→ **Required work**
Every record below should be printed exactly as it appears.

→ **Supplied data**
•••
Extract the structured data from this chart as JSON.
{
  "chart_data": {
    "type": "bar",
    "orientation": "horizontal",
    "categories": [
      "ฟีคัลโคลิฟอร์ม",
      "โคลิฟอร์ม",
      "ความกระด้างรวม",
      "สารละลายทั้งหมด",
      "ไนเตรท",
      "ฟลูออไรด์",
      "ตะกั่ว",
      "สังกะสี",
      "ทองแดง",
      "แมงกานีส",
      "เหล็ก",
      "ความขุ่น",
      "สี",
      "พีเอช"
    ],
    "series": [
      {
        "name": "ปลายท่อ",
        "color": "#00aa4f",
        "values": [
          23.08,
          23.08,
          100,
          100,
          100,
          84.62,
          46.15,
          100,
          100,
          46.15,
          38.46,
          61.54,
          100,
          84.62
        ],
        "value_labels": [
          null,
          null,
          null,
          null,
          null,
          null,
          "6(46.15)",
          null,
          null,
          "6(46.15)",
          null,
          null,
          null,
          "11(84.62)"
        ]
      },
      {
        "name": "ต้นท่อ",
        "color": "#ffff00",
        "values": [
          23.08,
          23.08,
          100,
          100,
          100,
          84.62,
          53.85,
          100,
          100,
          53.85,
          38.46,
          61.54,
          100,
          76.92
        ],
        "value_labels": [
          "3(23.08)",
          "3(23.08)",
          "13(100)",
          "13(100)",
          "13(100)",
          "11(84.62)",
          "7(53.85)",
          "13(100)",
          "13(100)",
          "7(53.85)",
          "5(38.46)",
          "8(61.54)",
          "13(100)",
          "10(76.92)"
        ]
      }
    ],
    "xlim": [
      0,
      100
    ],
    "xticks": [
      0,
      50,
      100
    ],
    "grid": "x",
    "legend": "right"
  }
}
•••
→ **Completed exercise**
Extract the structured data from this chart as JSON.
{
  "chart_data": {
    "type": "bar",
    "orientation": "horizontal",
    "categories": [
      "ฟีคัลโคลิฟอร์ม",
      "โคลิฟอร์ม",
      "ความกระด้างรวม",
      "สารละลายทั้งหมด",
      "ไนเตรท",
      "ฟลูออไรด์",
      "ตะกั่ว",
      "สังกะสี",
      "ทองแดง",
      "แมงกานีส",
      "เหล็ก",
      "ความขุ่น",
      "สี",
      "พีเอช"
    ],
    "series": [
      {
        "name": "ปลายท่อ",
        "color": "#00aa4f",
        "values": [
          23.08,
          23.08,
          100,
          100,
          100,
          84.62,
          46.15,
          100,
          100,
          46.15,
          38.46,
          61.54,
          100,
          84.62
        ],
        "value_labels": [
          null,
          null,
          null,
          null,
          null,
          null,
          "6(46.15)",
          null,
          null,
          "6(46.15)",
          null,
          null,
          null,
          "11(84.62)"
        ]
      },
      {
        "name": "ต้นท่อ",
        "color": "#ffff00",
        "values": [
          23.08,
          23.08,
          100,
          100,
          100,
          84.62,
          53.85,
          100,
          100,
          53.85,
          38.46,
          61.54,
          100,
          76.92
        ],
        "value_labels": [
          "3(23.08)",
          "3(23.08)",
          "13(100)",
          "13(100)",
          "13(100)",
          "11(84.62)",
          "7(53.85)",
          "13(100)",
          "13(100)",
          "7(53.85)",
          "5(38.46)",
          "8(61.54)",
          "13(100)",
          "10(76.92)"
        ]
      }
    ],
    "xlim": [
      0,
      100
    ],
    "xticks": [
      0,
      50,
      100
    ],
    "grid": "x",
    "legend": "right"
  }
}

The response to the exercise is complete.